(Collected data entries)
## START

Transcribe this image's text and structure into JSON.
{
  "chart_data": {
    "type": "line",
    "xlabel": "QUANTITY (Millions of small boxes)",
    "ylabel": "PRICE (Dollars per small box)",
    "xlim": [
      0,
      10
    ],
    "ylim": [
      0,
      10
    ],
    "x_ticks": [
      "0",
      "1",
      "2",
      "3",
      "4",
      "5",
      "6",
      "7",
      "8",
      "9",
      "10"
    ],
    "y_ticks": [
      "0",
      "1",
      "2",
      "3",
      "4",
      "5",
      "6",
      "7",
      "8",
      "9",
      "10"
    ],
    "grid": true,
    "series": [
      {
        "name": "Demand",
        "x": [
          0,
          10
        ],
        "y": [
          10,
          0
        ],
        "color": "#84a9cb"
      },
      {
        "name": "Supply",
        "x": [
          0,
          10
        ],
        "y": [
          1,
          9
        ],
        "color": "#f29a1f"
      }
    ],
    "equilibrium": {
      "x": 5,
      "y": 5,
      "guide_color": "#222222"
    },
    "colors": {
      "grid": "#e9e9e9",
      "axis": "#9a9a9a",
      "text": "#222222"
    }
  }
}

## END

- _Exercise goal_: Find every line in the records above that holds the word "small", and copy each one.

- _Written response_:
    "xlabel": "QUANTITY (Millions of small boxes)",
    "ylabel": "PRICE (Dollars per small box)",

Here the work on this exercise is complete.